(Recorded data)

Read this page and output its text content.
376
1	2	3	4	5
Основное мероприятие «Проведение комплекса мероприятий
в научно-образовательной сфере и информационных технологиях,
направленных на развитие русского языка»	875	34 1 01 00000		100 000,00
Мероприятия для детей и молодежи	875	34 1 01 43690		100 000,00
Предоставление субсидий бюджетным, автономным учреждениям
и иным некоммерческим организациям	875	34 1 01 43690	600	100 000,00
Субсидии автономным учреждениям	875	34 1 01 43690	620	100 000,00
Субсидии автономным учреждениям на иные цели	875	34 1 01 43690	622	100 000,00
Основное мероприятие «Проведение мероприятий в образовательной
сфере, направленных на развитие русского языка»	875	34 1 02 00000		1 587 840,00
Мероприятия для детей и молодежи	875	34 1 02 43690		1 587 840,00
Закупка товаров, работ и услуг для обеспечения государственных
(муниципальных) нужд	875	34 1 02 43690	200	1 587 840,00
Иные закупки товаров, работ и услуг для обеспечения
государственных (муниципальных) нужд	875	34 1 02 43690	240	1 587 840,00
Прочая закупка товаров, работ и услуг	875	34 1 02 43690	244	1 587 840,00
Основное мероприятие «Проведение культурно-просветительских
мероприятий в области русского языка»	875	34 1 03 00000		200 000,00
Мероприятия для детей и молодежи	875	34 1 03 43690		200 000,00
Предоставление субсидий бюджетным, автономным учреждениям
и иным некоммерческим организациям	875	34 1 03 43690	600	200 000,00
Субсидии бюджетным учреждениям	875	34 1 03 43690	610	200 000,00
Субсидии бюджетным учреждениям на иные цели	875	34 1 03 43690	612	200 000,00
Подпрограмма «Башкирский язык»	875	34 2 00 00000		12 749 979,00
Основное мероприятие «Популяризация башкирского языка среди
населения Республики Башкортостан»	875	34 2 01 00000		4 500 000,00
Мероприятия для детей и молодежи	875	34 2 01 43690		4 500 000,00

---

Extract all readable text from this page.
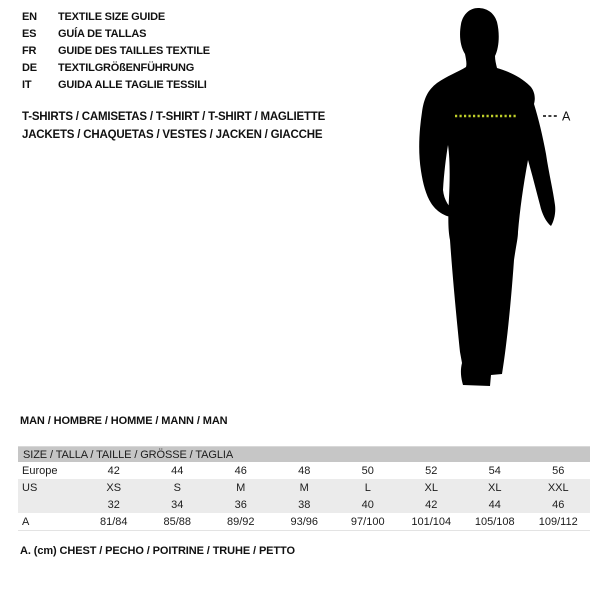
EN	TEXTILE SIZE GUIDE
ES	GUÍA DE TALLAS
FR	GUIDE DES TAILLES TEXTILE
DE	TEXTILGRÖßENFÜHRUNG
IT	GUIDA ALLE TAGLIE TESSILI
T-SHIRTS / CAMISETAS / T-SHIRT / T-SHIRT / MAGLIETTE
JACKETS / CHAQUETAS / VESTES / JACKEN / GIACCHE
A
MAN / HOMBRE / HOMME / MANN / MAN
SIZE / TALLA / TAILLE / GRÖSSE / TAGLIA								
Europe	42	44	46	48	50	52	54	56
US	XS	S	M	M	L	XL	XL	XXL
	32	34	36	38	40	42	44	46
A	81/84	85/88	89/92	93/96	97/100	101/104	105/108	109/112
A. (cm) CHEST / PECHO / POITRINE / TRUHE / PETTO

• YOUR TASK: Your task is to gather every line with the word "муниципальных" and copy it.

• FINAL RESULT:
(муниципальных) нужд	875	34 1 02 43690	200	1 587 840,00
государственных (муниципальных) нужд	875	34 1 02 43690	240	1 587 840,00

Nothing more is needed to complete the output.